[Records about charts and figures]
§

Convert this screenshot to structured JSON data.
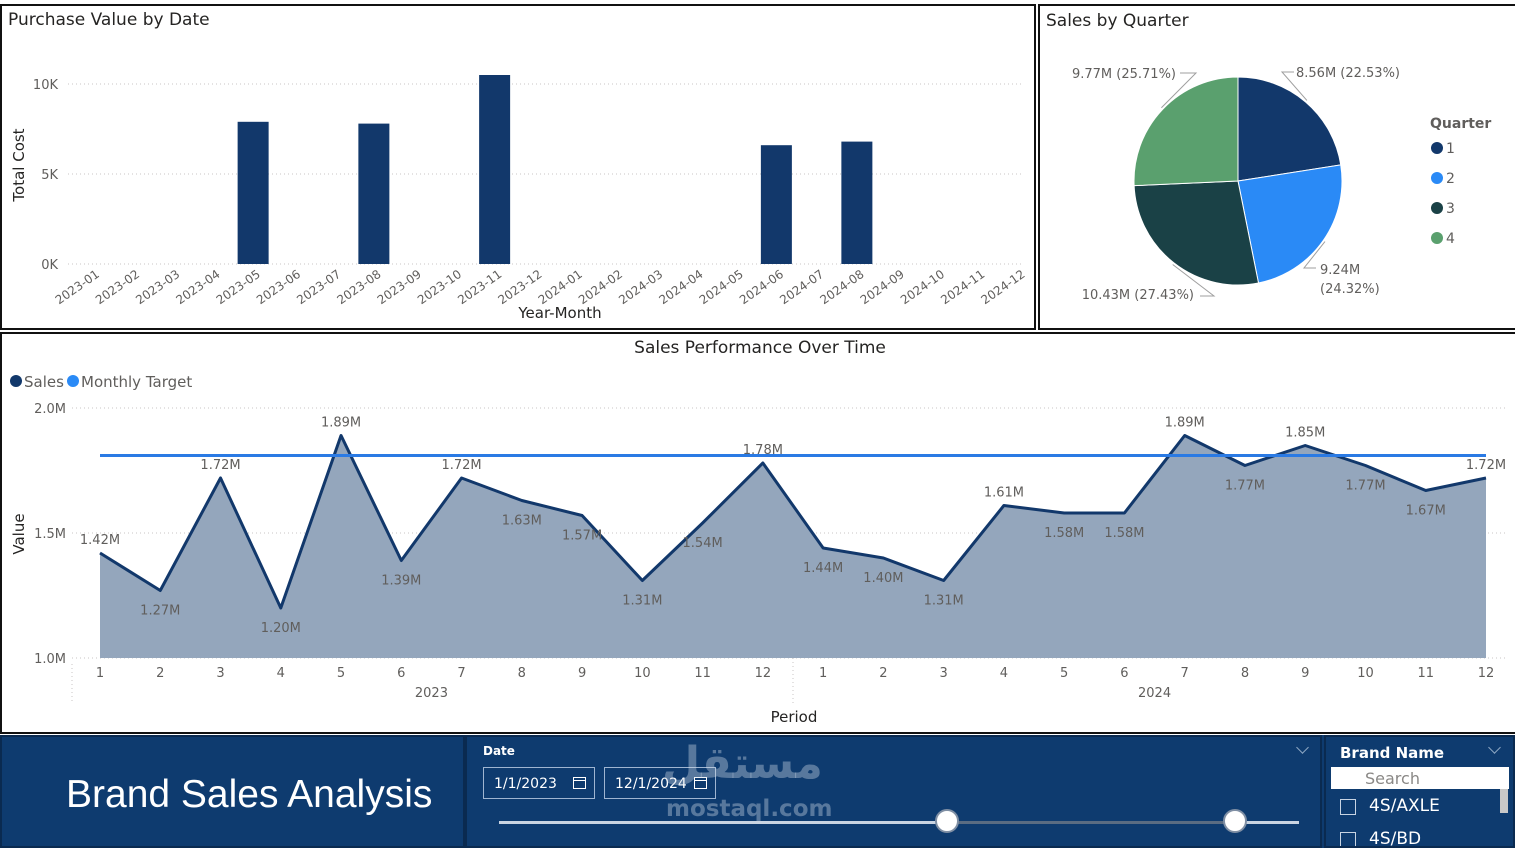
{
  "bar_chart": {
    "title": "Purchase Value by Date",
    "chart_data": {
      "type": "bar",
      "title": "Purchase Value by Date",
      "xlabel": "Year-Month",
      "ylabel": "Total Cost",
      "ylim": [
        0,
        11000
      ],
      "yticks": [
        0,
        5000,
        10000
      ],
      "ytick_labels": [
        "0K",
        "5K",
        "10K"
      ],
      "categories": [
        "2023-01",
        "2023-02",
        "2023-03",
        "2023-04",
        "2023-05",
        "2023-06",
        "2023-07",
        "2023-08",
        "2023-09",
        "2023-10",
        "2023-11",
        "2023-12",
        "2024-01",
        "2024-02",
        "2024-03",
        "2024-04",
        "2024-05",
        "2024-06",
        "2024-07",
        "2024-08",
        "2024-09",
        "2024-10",
        "2024-11",
        "2024-12"
      ],
      "values": [
        0,
        0,
        0,
        0,
        7900,
        0,
        0,
        7800,
        0,
        0,
        10500,
        0,
        0,
        0,
        0,
        0,
        0,
        6600,
        0,
        6800,
        0,
        0,
        0,
        0
      ],
      "color": "#12386b",
      "grid": true
    }
  },
  "pie_chart": {
    "title": "Sales by Quarter",
    "chart_data": {
      "type": "pie",
      "title": "Sales by Quarter",
      "legend_title": "Quarter",
      "legend_position": "right",
      "slices": [
        {
          "label": "1",
          "value": 8.56,
          "percent": 22.53,
          "text": "8.56M (22.53%)",
          "color": "#12386b"
        },
        {
          "label": "2",
          "value": 9.24,
          "percent": 24.32,
          "text": "9.24M (24.32%)",
          "color": "#2a8af6"
        },
        {
          "label": "3",
          "value": 10.43,
          "percent": 27.43,
          "text": "10.43M (27.43%)",
          "color": "#1a4146"
        },
        {
          "label": "4",
          "value": 9.77,
          "percent": 25.71,
          "text": "9.77M (25.71%)",
          "color": "#5aa06e"
        }
      ],
      "label_texts": {
        "q2_line1": "9.24M",
        "q2_line2": "(24.32%)"
      }
    }
  },
  "line_chart": {
    "title": "Sales Performance Over Time",
    "chart_data": {
      "type": "area",
      "title": "Sales Performance Over Time",
      "xlabel": "Period",
      "ylabel": "Value",
      "ylim": [
        1.0,
        2.0
      ],
      "yticks": [
        1.0,
        1.5,
        2.0
      ],
      "ytick_labels": [
        "1.0M",
        "1.5M",
        "2.0M"
      ],
      "years": [
        "2023",
        "2024"
      ],
      "months": [
        "1",
        "2",
        "3",
        "4",
        "5",
        "6",
        "7",
        "8",
        "9",
        "10",
        "11",
        "12",
        "1",
        "2",
        "3",
        "4",
        "5",
        "6",
        "7",
        "8",
        "9",
        "10",
        "11",
        "12"
      ],
      "series": [
        {
          "name": "Sales",
          "color": "#12386b",
          "values": [
            1.42,
            1.27,
            1.72,
            1.2,
            1.89,
            1.39,
            1.72,
            1.63,
            1.57,
            1.31,
            1.54,
            1.78,
            1.44,
            1.4,
            1.31,
            1.61,
            1.58,
            1.58,
            1.89,
            1.77,
            1.85,
            1.77,
            1.67,
            1.72
          ],
          "labels": [
            "1.42M",
            "1.27M",
            "1.72M",
            "1.20M",
            "1.89M",
            "1.39M",
            "1.72M",
            "1.63M",
            "1.57M",
            "1.31M",
            "1.54M",
            "1.78M",
            "1.44M",
            "1.40M",
            "1.31M",
            "1.61M",
            "1.58M",
            "1.58M",
            "1.89M",
            "1.77M",
            "1.85M",
            "1.77M",
            "1.67M",
            "1.72M"
          ]
        },
        {
          "name": "Monthly Target",
          "color": "#2a7ae4",
          "values": [
            1.81,
            1.81,
            1.81,
            1.81,
            1.81,
            1.81,
            1.81,
            1.81,
            1.81,
            1.81,
            1.81,
            1.81,
            1.81,
            1.81,
            1.81,
            1.81,
            1.81,
            1.81,
            1.81,
            1.81,
            1.81,
            1.81,
            1.81,
            1.81
          ]
        }
      ],
      "legend_position": "top-left",
      "grid": true
    }
  },
  "report": {
    "title": "Brand Sales Analysis"
  },
  "date_slicer": {
    "label": "Date",
    "start": "1/1/2023",
    "end": "12/1/2024",
    "range_fraction": [
      0.56,
      0.92
    ]
  },
  "brand_slicer": {
    "label": "Brand Name",
    "search_placeholder": "Search",
    "items": [
      "4S/AXLE",
      "4S/BD"
    ]
  },
  "watermark": {
    "arabic": "مستقل",
    "latin": "mostaql.com"
  }
}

§

WHAT YOU ARE ASKED TO DO: Copy every entry word for word, but omit the pictures.

ANSWER TO THIS PROBLEM:
Convert this screenshot to structured JSON data.
{
  "bar_chart": {
    "title": "Purchase Value by Date",
    "chart_data": {
      "type": "bar",
      "title": "Purchase Value by Date",
      "xlabel": "Year-Month",
      "ylabel": "Total Cost",
      "ylim": [
        0,
        11000
      ],
      "yticks": [
        0,
        5000,
        10000
      ],
      "ytick_labels": [
        "0K",
        "5K",
        "10K"
      ],
      "categories": [
        "2023-01",
        "2023-02",
        "2023-03",
        "2023-04",
        "2023-05",
        "2023-06",
        "2023-07",
        "2023-08",
        "2023-09",
        "2023-10",
        "2023-11",
        "2023-12",
        "2024-01",
        "2024-02",
        "2024-03",
        "2024-04",
        "2024-05",
        "2024-06",
        "2024-07",
        "2024-08",
        "2024-09",
        "2024-10",
        "2024-11",
        "2024-12"
      ],
      "values": [
        0,
        0,
        0,
        0,
        7900,
        0,
        0,
        7800,
        0,
        0,
        10500,
        0,
        0,
        0,
        0,
        0,
        0,
        6600,
        0,
        6800,
        0,
        0,
        0,
        0
      ],
      "color": "#12386b",
      "grid": true
    }
  },
  "pie_chart": {
    "title": "Sales by Quarter",
    "chart_data": {
      "type": "pie",
      "title": "Sales by Quarter",
      "legend_title": "Quarter",
      "legend_position": "right",
      "slices": [
        {
          "label": "1",
          "value": 8.56,
          "percent": 22.53,
          "text": "8.56M (22.53%)",
          "color": "#12386b"
        },
        {
          "label": "2",
          "value": 9.24,
          "percent": 24.32,
          "text": "9.24M (24.32%)",
          "color": "#2a8af6"
        },
        {
          "label": "3",
          "value": 10.43,
          "percent": 27.43,
          "text": "10.43M (27.43%)",
          "color": "#1a4146"
        },
        {
          "label": "4",
          "value": 9.77,
          "percent": 25.71,
          "text": "9.77M (25.71%)",
          "color": "#5aa06e"
        }
      ],
      "label_texts": {
        "q2_line1": "9.24M",
        "q2_line2": "(24.32%)"
      }
    }
  },
  "line_chart": {
    "title": "Sales Performance Over Time",
    "chart_data": {
      "type": "area",
      "title": "Sales Performance Over Time",
      "xlabel": "Period",
      "ylabel": "Value",
      "ylim": [
        1.0,
        2.0
      ],
      "yticks": [
        1.0,
        1.5,
        2.0
      ],
      "ytick_labels": [
        "1.0M",
        "1.5M",
        "2.0M"
      ],
      "years": [
        "2023",
        "2024"
      ],
      "months": [
        "1",
        "2",
        "3",
        "4",
        "5",
        "6",
        "7",
        "8",
        "9",
        "10",
        "11",
        "12",
        "1",
        "2",
        "3",
        "4",
        "5",
        "6",
        "7",
        "8",
        "9",
        "10",
        "11",
        "12"
      ],
      "series": [
        {
          "name": "Sales",
          "color": "#12386b",
          "values": [
            1.42,
            1.27,
            1.72,
            1.2,
            1.89,
            1.39,
            1.72,
            1.63,
            1.57,
            1.31,
            1.54,
            1.78,
            1.44,
            1.4,
            1.31,
            1.61,
            1.58,
            1.58,
            1.89,
            1.77,
            1.85,
            1.77,
            1.67,
            1.72
          ],
          "labels": [
            "1.42M",
            "1.27M",
            "1.72M",
            "1.20M",
            "1.89M",
            "1.39M",
            "1.72M",
            "1.63M",
            "1.57M",
            "1.31M",
            "1.54M",
            "1.78M",
            "1.44M",
            "1.40M",
            "1.31M",
            "1.61M",
            "1.58M",
            "1.58M",
            "1.89M",
            "1.77M",
            "1.85M",
            "1.77M",
            "1.67M",
            "1.72M"
          ]
        },
        {
          "name": "Monthly Target",
          "color": "#2a7ae4",
          "values": [
            1.81,
            1.81,
            1.81,
            1.81,
            1.81,
            1.81,
            1.81,
            1.81,
            1.81,
            1.81,
            1.81,
            1.81,
            1.81,
            1.81,
            1.81,
            1.81,
            1.81,
            1.81,
            1.81,
            1.81,
            1.81,
            1.81,
            1.81,
            1.81
          ]
        }
      ],
      "legend_position": "top-left",
      "grid": true
    }
  },
  "report": {
    "title": "Brand Sales Analysis"
  },
  "date_slicer": {
    "label": "Date",
    "start": "1/1/2023",
    "end": "12/1/2024",
    "range_fraction": [
      0.56,
      0.92
    ]
  },
  "brand_slicer": {
    "label": "Brand Name",
    "search_placeholder": "Search",
    "items": [
      "4S/AXLE",
      "4S/BD"
    ]
  },
  "watermark": {
    "arabic": "مستقل",
    "latin": "mostaql.com"
  }
}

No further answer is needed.